Exercise requirements
Sort through the entries below and pull out lines containing the word "Headlights".

Data records

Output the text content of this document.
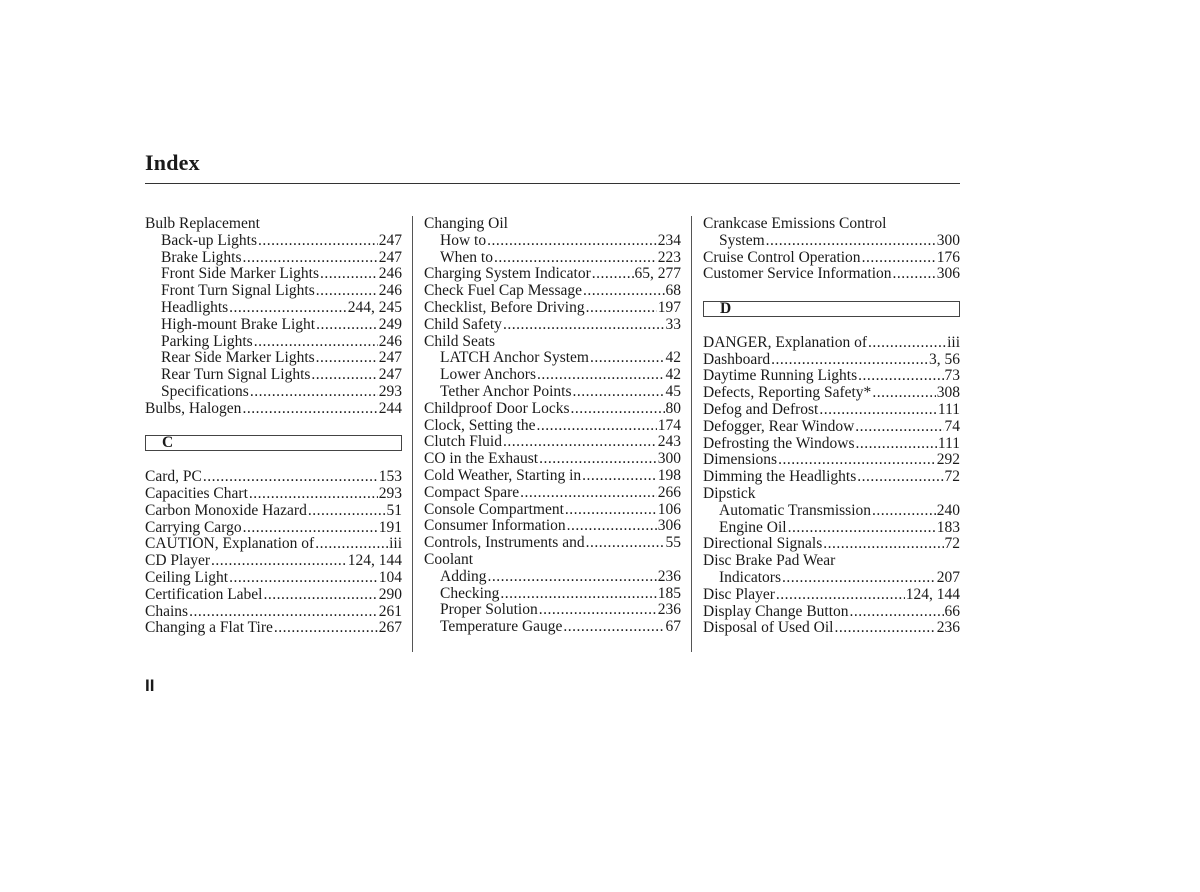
Index
Bulb Replacement
Back-up Lights .....	247
Brake Lights .....	247
Front Side Marker Lights .....	246
Front Turn Signal Lights .....	246
Headlights .....	244, 245
High-mount Brake Light .....	249
Parking Lights .....	246
Rear Side Marker Lights .....	247
Rear Turn Signal Lights .....	247
Specifications .....	293
Bulbs, Halogen .....	244
C
Card, PC .....	153
Capacities Chart .....	293
Carbon Monoxide Hazard .....	51
Carrying Cargo .....	191
CAUTION, Explanation of .....	iii
CD Player .....	124, 144
Ceiling Light .....	104
Certification Label .....	290
Chains .....	261
Changing a Flat Tire .....	267
Changing Oil
How to .....	234
When to .....	223
Charging System Indicator .....	65, 277
Check Fuel Cap Message .....	68
Checklist, Before Driving .....	197
Child Safety .....	33
Child Seats
LATCH Anchor System .....	42
Lower Anchors .....	42
Tether Anchor Points .....	45
Childproof Door Locks .....	80
Clock, Setting the .....	174
Clutch Fluid .....	243
CO in the Exhaust .....	300
Cold Weather, Starting in .....	198
Compact Spare .....	266
Console Compartment .....	106
Consumer Information .....	306
Controls, Instruments and .....	55
Coolant
Adding .....	236
Checking .....	185
Proper Solution .....	236
Temperature Gauge .....	67
Crankcase Emissions Control
System .....	300
Cruise Control Operation .....	176
Customer Service Information .....	306
D
DANGER, Explanation of .....	iii
Dashboard .....	3, 56
Daytime Running Lights .....	73
Defects, Reporting Safety* .....	308
Defog and Defrost .....	111
Defogger, Rear Window .....	74
Defrosting the Windows .....	111
Dimensions .....	292
Dimming the Headlights .....	72
Dipstick
Automatic Transmission .....	240
Engine Oil .....	183
Directional Signals .....	72
Disc Brake Pad Wear
Indicators .....	207
Disc Player .....	124, 144
Display Change Button .....	66
Disposal of Used Oil .....	236
II
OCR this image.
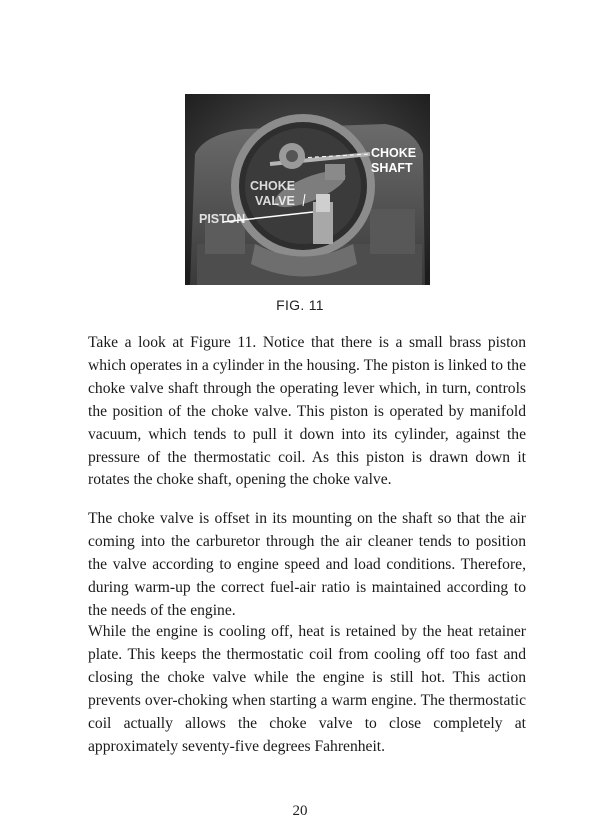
CHOKE
SHAFT
CHOKE
VALVE
PISTON
FIG. 11

Take a look at Figure 11. Notice that there is a small brass piston which operates in a cylinder in the housing. The piston is linked to the choke valve shaft through the operating lever which, in turn, controls the position of the choke valve. This piston is operated by manifold vacuum, which tends to pull it down into its cylinder, against the pressure of the thermostatic coil. As this piston is drawn down it rotates the choke shaft, opening the choke valve.

The choke valve is offset in its mounting on the shaft so that the air coming into the carburetor through the air cleaner tends to position the valve according to engine speed and load conditions. Therefore, during warm-up the correct fuel-air ratio is maintained according to the needs of the engine.

While the engine is cooling off, heat is retained by the heat retainer plate. This keeps the thermostatic coil from cooling off too fast and closing the choke valve while the engine is still hot. This action prevents over-choking when starting a warm engine. The thermostatic coil actually allows the choke valve to close completely at approximately seventy-five degrees Fahrenheit.

20
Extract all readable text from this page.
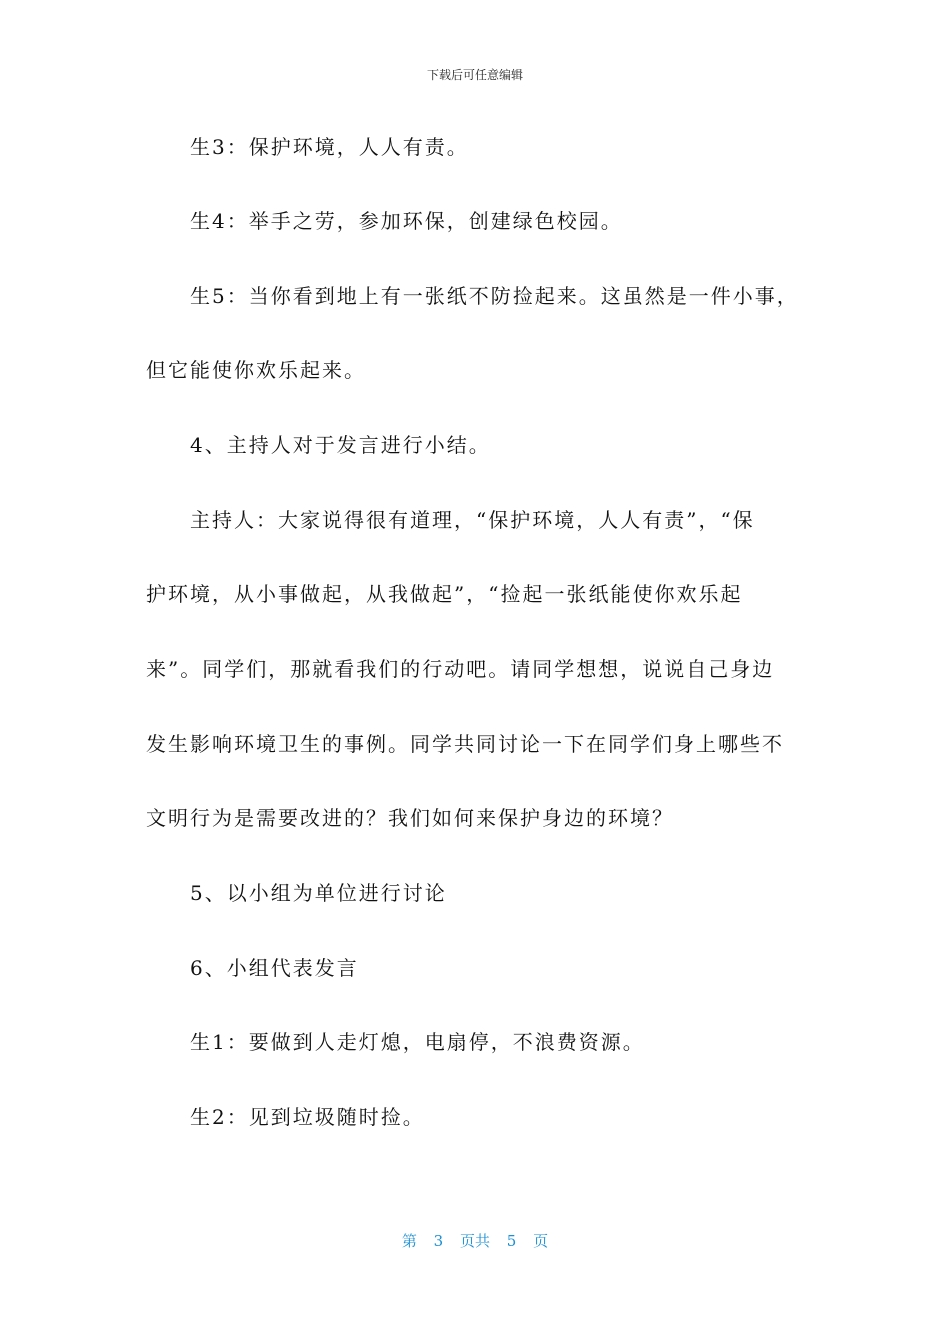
下载后可任意编辑
生3：保护环境，人人有责。
生4：举手之劳，参加环保，创建绿色校园。
生5：当你看到地上有一张纸不防捡起来。这虽然是一件小事，
但它能使你欢乐起来。
4、主持人对于发言进行小结。
主持人：大家说得很有道理，“保护环境，人人有责”，“保
护环境，从小事做起，从我做起”，“捡起一张纸能使你欢乐起
来”。同学们，那就看我们的行动吧。请同学想想，说说自己身边
发生影响环境卫生的事例。同学共同讨论一下在同学们身上哪些不
文明行为是需要改进的？我们如何来保护身边的环境？
5、以小组为单位进行讨论
6、小组代表发言
生1：要做到人走灯熄，电扇停，不浪费资源。
生2：见到垃圾随时捡。
第 3 页共 5 页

Exercise answer
Headlights .....	244, 245
Dimming the Headlights .....	72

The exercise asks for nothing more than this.